YOUR OBJECTIVE - Please give back only the rows from the line with "Find all labels, buttons, inputs, and" up to and including the line with "city-label: SUZHOU [337,258,354,263]", swapping "city-label" for "town-label" and leaving everything else unchanged.
— BEGIN SUPPLIED ENTRIES —
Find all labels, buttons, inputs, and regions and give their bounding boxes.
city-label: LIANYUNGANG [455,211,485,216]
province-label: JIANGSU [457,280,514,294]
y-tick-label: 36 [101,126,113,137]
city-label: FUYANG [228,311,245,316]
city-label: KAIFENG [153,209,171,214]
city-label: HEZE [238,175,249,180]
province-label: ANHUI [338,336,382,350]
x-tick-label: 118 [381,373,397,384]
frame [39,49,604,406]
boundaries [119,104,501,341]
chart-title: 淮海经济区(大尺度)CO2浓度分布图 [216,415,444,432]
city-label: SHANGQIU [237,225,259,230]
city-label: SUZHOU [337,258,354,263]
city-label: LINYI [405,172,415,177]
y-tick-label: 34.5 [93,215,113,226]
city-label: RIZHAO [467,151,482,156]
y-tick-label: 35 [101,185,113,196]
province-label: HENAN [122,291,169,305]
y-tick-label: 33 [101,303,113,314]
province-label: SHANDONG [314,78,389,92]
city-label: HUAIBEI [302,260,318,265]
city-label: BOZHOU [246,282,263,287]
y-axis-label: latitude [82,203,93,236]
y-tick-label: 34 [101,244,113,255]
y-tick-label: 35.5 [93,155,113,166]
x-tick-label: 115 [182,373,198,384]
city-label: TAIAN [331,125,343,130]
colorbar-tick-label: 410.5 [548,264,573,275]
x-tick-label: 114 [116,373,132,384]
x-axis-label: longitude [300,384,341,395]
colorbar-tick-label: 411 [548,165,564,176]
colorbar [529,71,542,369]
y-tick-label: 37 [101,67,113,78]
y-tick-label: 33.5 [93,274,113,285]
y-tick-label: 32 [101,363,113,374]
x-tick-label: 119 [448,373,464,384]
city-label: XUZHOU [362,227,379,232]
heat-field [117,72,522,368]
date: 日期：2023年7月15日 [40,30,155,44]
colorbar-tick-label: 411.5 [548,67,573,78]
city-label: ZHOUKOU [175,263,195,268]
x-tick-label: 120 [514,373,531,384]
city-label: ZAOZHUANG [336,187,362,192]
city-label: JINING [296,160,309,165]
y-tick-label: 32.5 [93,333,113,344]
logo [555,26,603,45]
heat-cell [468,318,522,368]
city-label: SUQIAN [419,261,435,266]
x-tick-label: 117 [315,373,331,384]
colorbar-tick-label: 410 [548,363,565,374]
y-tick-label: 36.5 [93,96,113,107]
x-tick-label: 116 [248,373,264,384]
— END SUPPLIED ENTRIES —
— BEGIN SUPPLIED ENTRIES —
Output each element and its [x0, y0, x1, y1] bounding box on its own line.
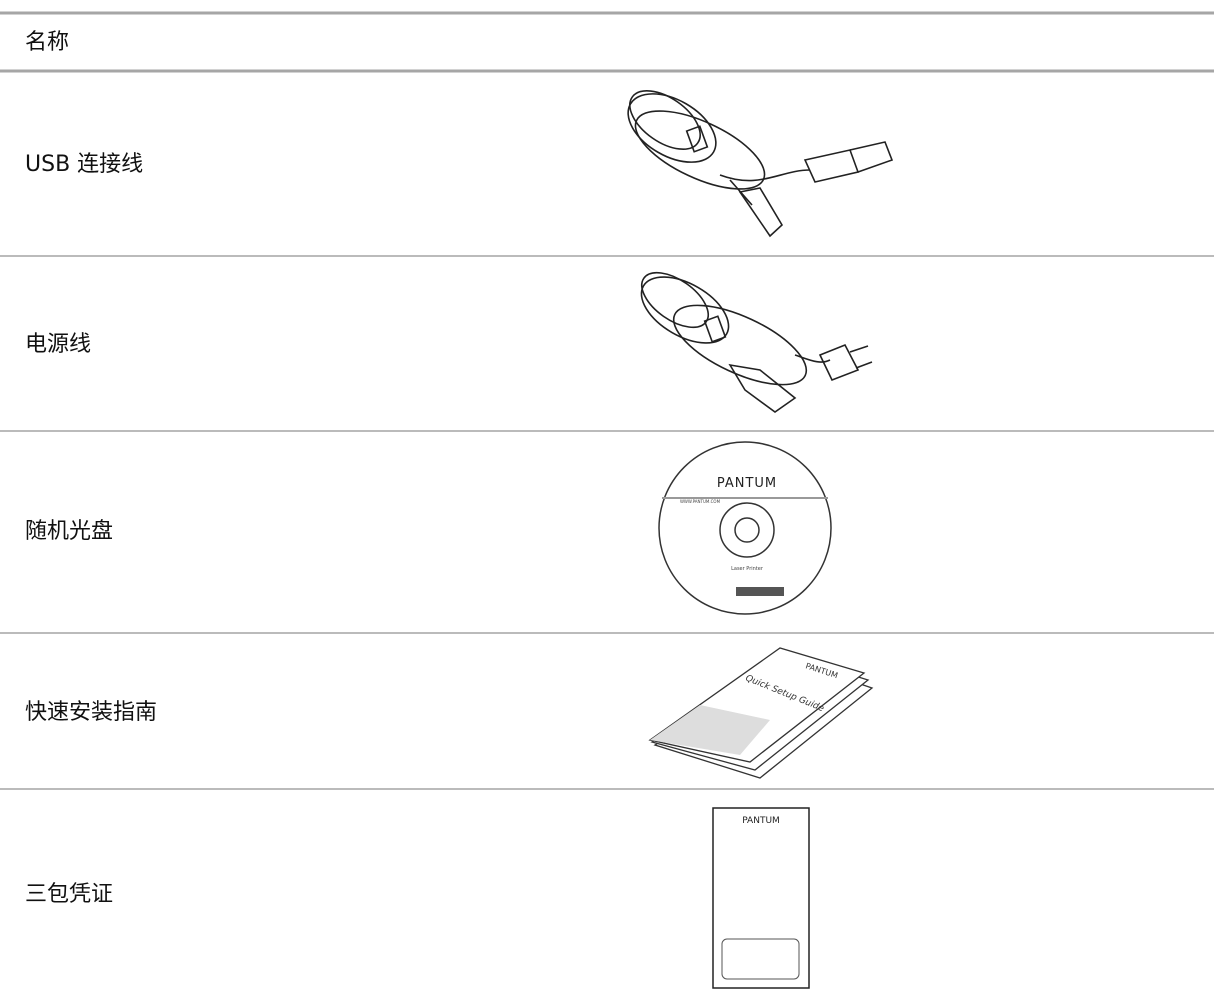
— END SUPPLIED ENTRIES —
RESPONSE -
Find all labels, buttons, inputs, and regions and give their bounding boxes.
town-label: LIANYUNGANG [455,211,485,216]
province-label: JIANGSU [457,280,514,294]
y-tick-label: 36 [101,126,113,137]
town-label: FUYANG [228,311,245,316]
town-label: KAIFENG [153,209,171,214]
town-label: HEZE [238,175,249,180]
province-label: ANHUI [338,336,382,350]
x-tick-label: 118 [381,373,397,384]
frame [39,49,604,406]
boundaries [119,104,501,341]
chart-title: 淮海经济区(大尺度)CO2浓度分布图 [216,415,444,432]
town-label: SHANGQIU [237,225,259,230]
town-label: SUZHOU [337,258,354,263]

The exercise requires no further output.